- _How to complete this task_
Nothing but an exact copy of the records below counts as the answer.

══════════════════════════════

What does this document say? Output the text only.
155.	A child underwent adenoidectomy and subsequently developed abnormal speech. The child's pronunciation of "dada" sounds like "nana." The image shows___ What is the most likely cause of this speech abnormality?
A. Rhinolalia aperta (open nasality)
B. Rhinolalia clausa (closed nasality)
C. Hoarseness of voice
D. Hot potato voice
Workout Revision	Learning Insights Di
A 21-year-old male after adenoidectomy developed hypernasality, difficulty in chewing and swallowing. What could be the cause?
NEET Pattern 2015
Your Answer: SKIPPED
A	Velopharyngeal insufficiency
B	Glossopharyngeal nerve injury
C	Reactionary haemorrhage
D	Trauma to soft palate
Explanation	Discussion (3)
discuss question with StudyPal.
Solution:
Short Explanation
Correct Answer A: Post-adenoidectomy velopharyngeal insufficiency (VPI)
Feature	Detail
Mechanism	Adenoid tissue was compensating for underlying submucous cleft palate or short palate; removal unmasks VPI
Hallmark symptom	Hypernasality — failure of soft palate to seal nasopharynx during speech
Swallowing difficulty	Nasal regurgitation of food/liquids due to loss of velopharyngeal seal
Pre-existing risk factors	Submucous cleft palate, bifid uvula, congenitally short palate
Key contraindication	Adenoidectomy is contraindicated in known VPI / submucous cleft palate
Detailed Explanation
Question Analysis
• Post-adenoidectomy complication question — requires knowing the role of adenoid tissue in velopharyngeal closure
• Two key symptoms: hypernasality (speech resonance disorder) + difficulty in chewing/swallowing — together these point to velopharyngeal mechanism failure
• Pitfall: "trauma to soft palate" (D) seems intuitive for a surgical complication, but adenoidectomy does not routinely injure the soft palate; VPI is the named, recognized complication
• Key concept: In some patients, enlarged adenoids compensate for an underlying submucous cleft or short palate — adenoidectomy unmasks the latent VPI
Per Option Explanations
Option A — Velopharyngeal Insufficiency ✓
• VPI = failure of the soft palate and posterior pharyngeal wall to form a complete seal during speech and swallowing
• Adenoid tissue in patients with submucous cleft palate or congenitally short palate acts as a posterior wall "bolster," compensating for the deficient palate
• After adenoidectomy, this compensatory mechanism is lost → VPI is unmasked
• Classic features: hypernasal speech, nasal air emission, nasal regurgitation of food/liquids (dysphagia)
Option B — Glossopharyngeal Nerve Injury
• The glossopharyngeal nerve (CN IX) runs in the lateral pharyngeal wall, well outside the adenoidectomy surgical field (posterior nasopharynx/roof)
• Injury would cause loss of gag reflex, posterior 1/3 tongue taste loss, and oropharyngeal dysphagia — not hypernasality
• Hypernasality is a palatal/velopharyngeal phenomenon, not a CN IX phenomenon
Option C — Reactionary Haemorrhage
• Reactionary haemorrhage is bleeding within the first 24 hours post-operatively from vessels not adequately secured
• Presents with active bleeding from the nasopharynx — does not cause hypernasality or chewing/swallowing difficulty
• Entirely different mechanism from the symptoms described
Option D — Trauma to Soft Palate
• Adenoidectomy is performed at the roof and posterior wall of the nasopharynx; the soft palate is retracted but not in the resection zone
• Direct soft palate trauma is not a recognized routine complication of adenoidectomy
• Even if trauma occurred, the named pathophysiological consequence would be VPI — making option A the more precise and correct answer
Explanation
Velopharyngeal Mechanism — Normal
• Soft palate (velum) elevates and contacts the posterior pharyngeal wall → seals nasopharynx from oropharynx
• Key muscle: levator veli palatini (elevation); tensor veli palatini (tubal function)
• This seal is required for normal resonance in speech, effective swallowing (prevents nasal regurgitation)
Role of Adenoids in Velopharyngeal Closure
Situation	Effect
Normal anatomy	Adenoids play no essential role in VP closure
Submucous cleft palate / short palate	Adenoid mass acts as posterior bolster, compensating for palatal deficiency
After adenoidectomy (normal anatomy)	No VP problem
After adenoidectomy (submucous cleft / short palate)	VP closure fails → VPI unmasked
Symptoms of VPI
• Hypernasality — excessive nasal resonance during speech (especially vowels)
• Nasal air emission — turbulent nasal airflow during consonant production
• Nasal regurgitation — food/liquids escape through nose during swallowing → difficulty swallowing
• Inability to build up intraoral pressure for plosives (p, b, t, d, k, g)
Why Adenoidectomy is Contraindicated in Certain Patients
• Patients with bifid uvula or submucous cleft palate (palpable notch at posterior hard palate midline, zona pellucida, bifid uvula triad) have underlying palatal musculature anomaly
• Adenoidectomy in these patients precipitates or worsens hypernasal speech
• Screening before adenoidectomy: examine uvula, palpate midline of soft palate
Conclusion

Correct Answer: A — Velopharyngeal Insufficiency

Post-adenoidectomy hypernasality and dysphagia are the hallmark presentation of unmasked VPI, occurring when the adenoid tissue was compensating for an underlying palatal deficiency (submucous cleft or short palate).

══════════════════════════════

- _Result of the task_
What does this document say? Output the text only.
155.	A child underwent adenoidectomy and subsequently developed abnormal speech. The child's pronunciation of "dada" sounds like "nana." The image shows___ What is the most likely cause of this speech abnormality?
A. Rhinolalia aperta (open nasality)
B. Rhinolalia clausa (closed nasality)
C. Hoarseness of voice
D. Hot potato voice
Workout Revision	Learning Insights Di
A 21-year-old male after adenoidectomy developed hypernasality, difficulty in chewing and swallowing. What could be the cause?
NEET Pattern 2015
Your Answer: SKIPPED
A	Velopharyngeal insufficiency
B	Glossopharyngeal nerve injury
C	Reactionary haemorrhage
D	Trauma to soft palate
Explanation	Discussion (3)
discuss question with StudyPal.
Solution:
Short Explanation
Correct Answer A: Post-adenoidectomy velopharyngeal insufficiency (VPI)
Feature	Detail
Mechanism	Adenoid tissue was compensating for underlying submucous cleft palate or short palate; removal unmasks VPI
Hallmark symptom	Hypernasality — failure of soft palate to seal nasopharynx during speech
Swallowing difficulty	Nasal regurgitation of food/liquids due to loss of velopharyngeal seal
Pre-existing risk factors	Submucous cleft palate, bifid uvula, congenitally short palate
Key contraindication	Adenoidectomy is contraindicated in known VPI / submucous cleft palate
Detailed Explanation
Question Analysis
• Post-adenoidectomy complication question — requires knowing the role of adenoid tissue in velopharyngeal closure
• Two key symptoms: hypernasality (speech resonance disorder) + difficulty in chewing/swallowing — together these point to velopharyngeal mechanism failure
• Pitfall: "trauma to soft palate" (D) seems intuitive for a surgical complication, but adenoidectomy does not routinely injure the soft palate; VPI is the named, recognized complication
• Key concept: In some patients, enlarged adenoids compensate for an underlying submucous cleft or short palate — adenoidectomy unmasks the latent VPI
Per Option Explanations
Option A — Velopharyngeal Insufficiency ✓
• VPI = failure of the soft palate and posterior pharyngeal wall to form a complete seal during speech and swallowing
• Adenoid tissue in patients with submucous cleft palate or congenitally short palate acts as a posterior wall "bolster," compensating for the deficient palate
• After adenoidectomy, this compensatory mechanism is lost → VPI is unmasked
• Classic features: hypernasal speech, nasal air emission, nasal regurgitation of food/liquids (dysphagia)
Option B — Glossopharyngeal Nerve Injury
• The glossopharyngeal nerve (CN IX) runs in the lateral pharyngeal wall, well outside the adenoidectomy surgical field (posterior nasopharynx/roof)
• Injury would cause loss of gag reflex, posterior 1/3 tongue taste loss, and oropharyngeal dysphagia — not hypernasality
• Hypernasality is a palatal/velopharyngeal phenomenon, not a CN IX phenomenon
Option C — Reactionary Haemorrhage
• Reactionary haemorrhage is bleeding within the first 24 hours post-operatively from vessels not adequately secured
• Presents with active bleeding from the nasopharynx — does not cause hypernasality or chewing/swallowing difficulty
• Entirely different mechanism from the symptoms described
Option D — Trauma to Soft Palate
• Adenoidectomy is performed at the roof and posterior wall of the nasopharynx; the soft palate is retracted but not in the resection zone
• Direct soft palate trauma is not a recognized routine complication of adenoidectomy
• Even if trauma occurred, the named pathophysiological consequence would be VPI — making option A the more precise and correct answer
Explanation
Velopharyngeal Mechanism — Normal
• Soft palate (velum) elevates and contacts the posterior pharyngeal wall → seals nasopharynx from oropharynx
• Key muscle: levator veli palatini (elevation); tensor veli palatini (tubal function)
• This seal is required for normal resonance in speech, effective swallowing (prevents nasal regurgitation)
Role of Adenoids in Velopharyngeal Closure
Situation	Effect
Normal anatomy	Adenoids play no essential role in VP closure
Submucous cleft palate / short palate	Adenoid mass acts as posterior bolster, compensating for palatal deficiency
After adenoidectomy (normal anatomy)	No VP problem
After adenoidectomy (submucous cleft / short palate)	VP closure fails → VPI unmasked
Symptoms of VPI
• Hypernasality — excessive nasal resonance during speech (especially vowels)
• Nasal air emission — turbulent nasal airflow during consonant production
• Nasal regurgitation — food/liquids escape through nose during swallowing → difficulty swallowing
• Inability to build up intraoral pressure for plosives (p, b, t, d, k, g)
Why Adenoidectomy is Contraindicated in Certain Patients
• Patients with bifid uvula or submucous cleft palate (palpable notch at posterior hard palate midline, zona pellucida, bifid uvula triad) have underlying palatal musculature anomaly
• Adenoidectomy in these patients precipitates or worsens hypernasal speech
• Screening before adenoidectomy: examine uvula, palpate midline of soft palate
Conclusion

Correct Answer: A — Velopharyngeal Insufficiency

Post-adenoidectomy hypernasality and dysphagia are the hallmark presentation of unmasked VPI, occurring when the adenoid tissue was compensating for an underlying palatal deficiency (submucous cleft or short palate).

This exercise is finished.